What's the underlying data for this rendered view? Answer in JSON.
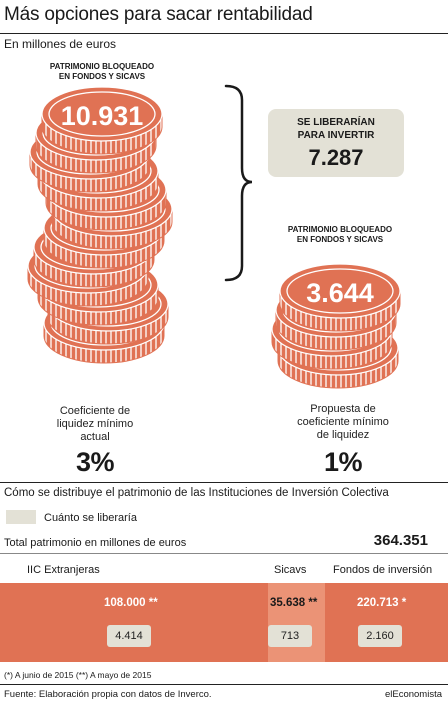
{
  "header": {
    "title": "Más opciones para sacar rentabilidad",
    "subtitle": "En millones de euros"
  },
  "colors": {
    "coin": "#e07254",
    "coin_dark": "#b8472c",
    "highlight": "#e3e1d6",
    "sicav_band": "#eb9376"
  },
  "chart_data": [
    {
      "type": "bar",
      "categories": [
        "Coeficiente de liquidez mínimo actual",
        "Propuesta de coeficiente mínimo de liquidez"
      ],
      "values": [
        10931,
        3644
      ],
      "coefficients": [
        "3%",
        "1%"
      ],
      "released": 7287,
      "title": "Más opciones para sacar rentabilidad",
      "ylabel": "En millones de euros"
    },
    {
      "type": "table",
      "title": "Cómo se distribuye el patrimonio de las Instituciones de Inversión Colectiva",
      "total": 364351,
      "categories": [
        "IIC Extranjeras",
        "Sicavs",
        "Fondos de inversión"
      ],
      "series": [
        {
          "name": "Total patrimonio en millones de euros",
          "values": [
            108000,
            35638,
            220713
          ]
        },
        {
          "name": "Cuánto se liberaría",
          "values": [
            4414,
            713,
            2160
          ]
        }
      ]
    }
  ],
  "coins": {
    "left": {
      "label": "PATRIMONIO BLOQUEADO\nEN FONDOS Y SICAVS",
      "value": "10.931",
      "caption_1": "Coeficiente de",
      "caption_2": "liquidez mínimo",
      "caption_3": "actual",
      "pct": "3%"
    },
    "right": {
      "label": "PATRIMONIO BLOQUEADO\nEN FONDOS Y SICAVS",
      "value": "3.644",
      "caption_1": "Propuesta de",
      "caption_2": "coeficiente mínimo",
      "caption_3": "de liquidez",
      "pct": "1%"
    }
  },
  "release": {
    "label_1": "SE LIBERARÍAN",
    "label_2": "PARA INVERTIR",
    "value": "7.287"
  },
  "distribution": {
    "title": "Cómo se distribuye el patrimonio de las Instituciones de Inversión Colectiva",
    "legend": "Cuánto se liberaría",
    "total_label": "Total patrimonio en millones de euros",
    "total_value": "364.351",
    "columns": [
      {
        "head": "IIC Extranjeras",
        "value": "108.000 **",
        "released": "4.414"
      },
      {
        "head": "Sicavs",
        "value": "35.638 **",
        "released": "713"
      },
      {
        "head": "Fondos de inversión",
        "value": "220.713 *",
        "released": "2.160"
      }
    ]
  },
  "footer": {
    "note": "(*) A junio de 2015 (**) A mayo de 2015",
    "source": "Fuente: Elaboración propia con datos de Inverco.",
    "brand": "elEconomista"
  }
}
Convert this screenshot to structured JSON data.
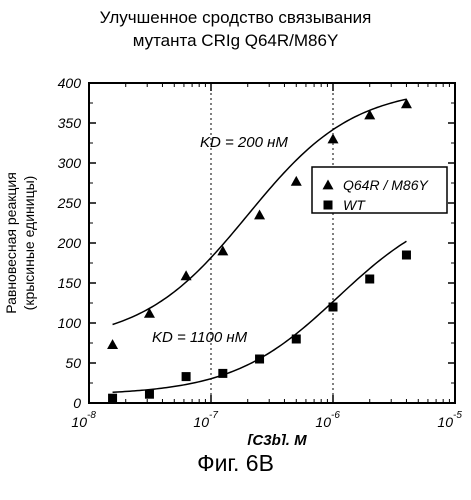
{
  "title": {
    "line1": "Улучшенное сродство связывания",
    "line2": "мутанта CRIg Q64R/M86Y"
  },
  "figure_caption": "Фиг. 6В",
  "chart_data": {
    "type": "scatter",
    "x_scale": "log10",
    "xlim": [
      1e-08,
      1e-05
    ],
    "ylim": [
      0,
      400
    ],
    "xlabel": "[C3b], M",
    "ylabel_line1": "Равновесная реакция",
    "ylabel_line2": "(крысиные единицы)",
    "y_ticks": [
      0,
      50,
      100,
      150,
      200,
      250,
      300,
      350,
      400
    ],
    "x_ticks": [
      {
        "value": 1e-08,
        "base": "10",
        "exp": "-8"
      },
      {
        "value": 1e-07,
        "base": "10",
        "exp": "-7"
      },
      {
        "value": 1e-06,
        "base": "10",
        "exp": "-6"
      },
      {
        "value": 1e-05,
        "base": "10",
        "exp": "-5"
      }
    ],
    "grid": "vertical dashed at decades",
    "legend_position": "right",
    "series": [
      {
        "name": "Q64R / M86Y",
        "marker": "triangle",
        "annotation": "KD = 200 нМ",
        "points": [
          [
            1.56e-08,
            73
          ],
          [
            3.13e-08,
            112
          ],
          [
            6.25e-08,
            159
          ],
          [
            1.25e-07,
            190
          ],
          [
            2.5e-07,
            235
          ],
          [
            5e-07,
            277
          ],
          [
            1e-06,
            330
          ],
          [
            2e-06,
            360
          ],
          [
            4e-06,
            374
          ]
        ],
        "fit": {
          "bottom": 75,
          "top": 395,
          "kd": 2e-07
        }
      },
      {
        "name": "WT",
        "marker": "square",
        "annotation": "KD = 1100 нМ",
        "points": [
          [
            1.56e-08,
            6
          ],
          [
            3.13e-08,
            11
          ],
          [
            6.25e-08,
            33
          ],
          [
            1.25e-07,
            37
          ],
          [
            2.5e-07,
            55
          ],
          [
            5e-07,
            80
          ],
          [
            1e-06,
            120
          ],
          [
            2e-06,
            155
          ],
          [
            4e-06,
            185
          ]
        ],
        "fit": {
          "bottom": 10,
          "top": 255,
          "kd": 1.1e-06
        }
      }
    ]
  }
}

______

Pictures are excluded; output everything else in the data verbatim.

What's the underlying data for this rendered view? Answer in JSON.
{
  "header": {
    "title": "Más opciones para sacar rentabilidad",
    "subtitle": "En millones de euros"
  },
  "colors": {
    "coin": "#e07254",
    "coin_dark": "#b8472c",
    "highlight": "#e3e1d6",
    "sicav_band": "#eb9376"
  },
  "chart_data": [
    {
      "type": "bar",
      "categories": [
        "Coeficiente de liquidez mínimo actual",
        "Propuesta de coeficiente mínimo de liquidez"
      ],
      "values": [
        10931,
        3644
      ],
      "coefficients": [
        "3%",
        "1%"
      ],
      "released": 7287,
      "title": "Más opciones para sacar rentabilidad",
      "ylabel": "En millones de euros"
    },
    {
      "type": "table",
      "title": "Cómo se distribuye el patrimonio de las Instituciones de Inversión Colectiva",
      "total": 364351,
      "categories": [
        "IIC Extranjeras",
        "Sicavs",
        "Fondos de inversión"
      ],
      "series": [
        {
          "name": "Total patrimonio en millones de euros",
          "values": [
            108000,
            35638,
            220713
          ]
        },
        {
          "name": "Cuánto se liberaría",
          "values": [
            4414,
            713,
            2160
          ]
        }
      ]
    }
  ],
  "coins": {
    "left": {
      "label": "PATRIMONIO BLOQUEADO\nEN FONDOS Y SICAVS",
      "value": "10.931",
      "caption_1": "Coeficiente de",
      "caption_2": "liquidez mínimo",
      "caption_3": "actual",
      "pct": "3%"
    },
    "right": {
      "label": "PATRIMONIO BLOQUEADO\nEN FONDOS Y SICAVS",
      "value": "3.644",
      "caption_1": "Propuesta de",
      "caption_2": "coeficiente mínimo",
      "caption_3": "de liquidez",
      "pct": "1%"
    }
  },
  "release": {
    "label_1": "SE LIBERARÍAN",
    "label_2": "PARA INVERTIR",
    "value": "7.287"
  },
  "distribution": {
    "title": "Cómo se distribuye el patrimonio de las Instituciones de Inversión Colectiva",
    "legend": "Cuánto se liberaría",
    "total_label": "Total patrimonio en millones de euros",
    "total_value": "364.351",
    "columns": [
      {
        "head": "IIC Extranjeras",
        "value": "108.000 **",
        "released": "4.414"
      },
      {
        "head": "Sicavs",
        "value": "35.638 **",
        "released": "713"
      },
      {
        "head": "Fondos de inversión",
        "value": "220.713 *",
        "released": "2.160"
      }
    ]
  },
  "footer": {
    "note": "(*) A junio de 2015 (**) A mayo de 2015",
    "source": "Fuente: Elaboración propia con datos de Inverco.",
    "brand": "elEconomista"
  }
}
Convert this screenshot to structured JSON data.
{
  "title": {
    "line1": "Улучшенное сродство связывания",
    "line2": "мутанта CRIg Q64R/M86Y"
  },
  "figure_caption": "Фиг. 6В",
  "chart_data": {
    "type": "scatter",
    "x_scale": "log10",
    "xlim": [
      1e-08,
      1e-05
    ],
    "ylim": [
      0,
      400
    ],
    "xlabel": "[C3b], M",
    "ylabel_line1": "Равновесная реакция",
    "ylabel_line2": "(крысиные единицы)",
    "y_ticks": [
      0,
      50,
      100,
      150,
      200,
      250,
      300,
      350,
      400
    ],
    "x_ticks": [
      {
        "value": 1e-08,
        "base": "10",
        "exp": "-8"
      },
      {
        "value": 1e-07,
        "base": "10",
        "exp": "-7"
      },
      {
        "value": 1e-06,
        "base": "10",
        "exp": "-6"
      },
      {
        "value": 1e-05,
        "base": "10",
        "exp": "-5"
      }
    ],
    "grid": "vertical dashed at decades",
    "legend_position": "right",
    "series": [
      {
        "name": "Q64R / M86Y",
        "marker": "triangle",
        "annotation": "KD = 200 нМ",
        "points": [
          [
            1.56e-08,
            73
          ],
          [
            3.13e-08,
            112
          ],
          [
            6.25e-08,
            159
          ],
          [
            1.25e-07,
            190
          ],
          [
            2.5e-07,
            235
          ],
          [
            5e-07,
            277
          ],
          [
            1e-06,
            330
          ],
          [
            2e-06,
            360
          ],
          [
            4e-06,
            374
          ]
        ],
        "fit": {
          "bottom": 75,
          "top": 395,
          "kd": 2e-07
        }
      },
      {
        "name": "WT",
        "marker": "square",
        "annotation": "KD = 1100 нМ",
        "points": [
          [
            1.56e-08,
            6
          ],
          [
            3.13e-08,
            11
          ],
          [
            6.25e-08,
            33
          ],
          [
            1.25e-07,
            37
          ],
          [
            2.5e-07,
            55
          ],
          [
            5e-07,
            80
          ],
          [
            1e-06,
            120
          ],
          [
            2e-06,
            155
          ],
          [
            4e-06,
            185
          ]
        ],
        "fit": {
          "bottom": 10,
          "top": 255,
          "kd": 1.1e-06
        }
      }
    ]
  }
}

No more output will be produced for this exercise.